◆ Page excerpt:
Data sharing is one of the most highlight features of FileWallet. Because IPFS is using content addressing storage model, the CID of a file is calculated based on the file content. Whenever a user wants to update the file content, the user will generate a new CID. Thus, it will be very troublesome if a file is shared with many users and updated frequently. Currently, IPFS uses IPNS to address the mutability issue of files. IPNS is a feasible solution provided by the IPFS. IPNS can generate a key K that is the hash of the peer public key for the IPNS record. The record includes the hash of a link and a signature signed by the corresponding private key to be stored by those peers whose id close to SHA256(/ipfs/K) in XOR distance. Thus, other users can access the latest content by looking up/ipfs/K. However, this method is inefficient because both the sender and receivers are required to has a connection with the peer that is hosting the IPNS record. It may take long time to update or look up the file in a poor network environment where only a few peers are available. In our system, we propose an alternative solution which is an important component of file sharing module. In FileWallet, we integrate Hyperledger Fabric with IPFS, and we store the file-sharing information in the ledger rather than the IPFS network. Because all peers in a channel have a consistent ledger, the client can access the latest file’s CID from one of the peers directly without the time-consuming look-up process.

◆ Source data:
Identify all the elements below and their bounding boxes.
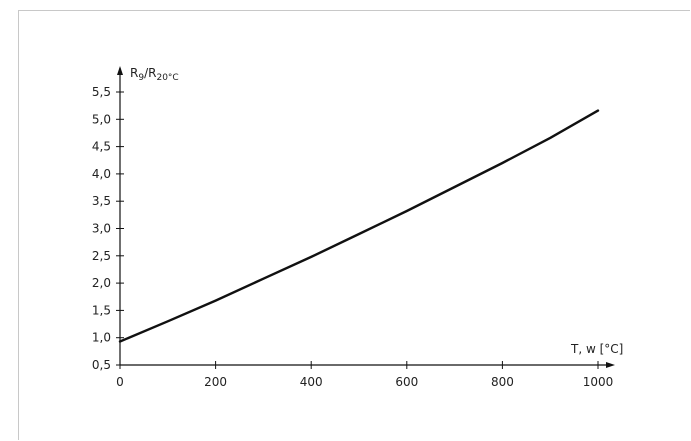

◆ Written task A:
Summarize the passage on FileWallet's data sharing in two sentences.
◆ Written task B:
Extend the passage on FileWallet's data sharing, picking up after its last sentence.

◆ Task result A:
Because IPFS addresses files by their content, each update to a file produces a new CID, and IPNS, the fix IPFS offers, is inefficient because both sender and receivers must connect to the peer hosting the IPNS record, which can be slow on a poor network. FileWallet instead integrates Hyperledger Fabric with IPFS and stores file-sharing information in the ledger, so a client can get a file's latest CID directly from one of the peers without a time-consuming look-up.

◆ Task result B:
We design two main functions in file sharing model: cooperation and subscription as shown in Procedure 3. The difference between cooperation and subscription is that cooperators have both write and read privileges and the subscribers only have read privilege. The following procedure shows how the system share files between different users.

images

3.5 Analysis

This section analyzes the properties of the proposed FileWallet system in the aspects of security, data availability, and traceability.

3.5.1 Security and Privacy

The security issue of our system is mainly affected by the reliability of the Hyperledger Fabric network and the privacy issue is caused by the file content leakage.

Because Hyperledger Fabric is a permissioned blockchain framework, the administrator of an organization can manage the certificates to control the members in the organization. No one can access the organization’s data without its permission. Moreover, since the data between channels is isolated, a member of an organization can only access the data of another channel by joining that channel. The administrator of the organization can refuse to join the channel if the administrator does not trust the participants of that channel. As a result, the organization can fully control its data security.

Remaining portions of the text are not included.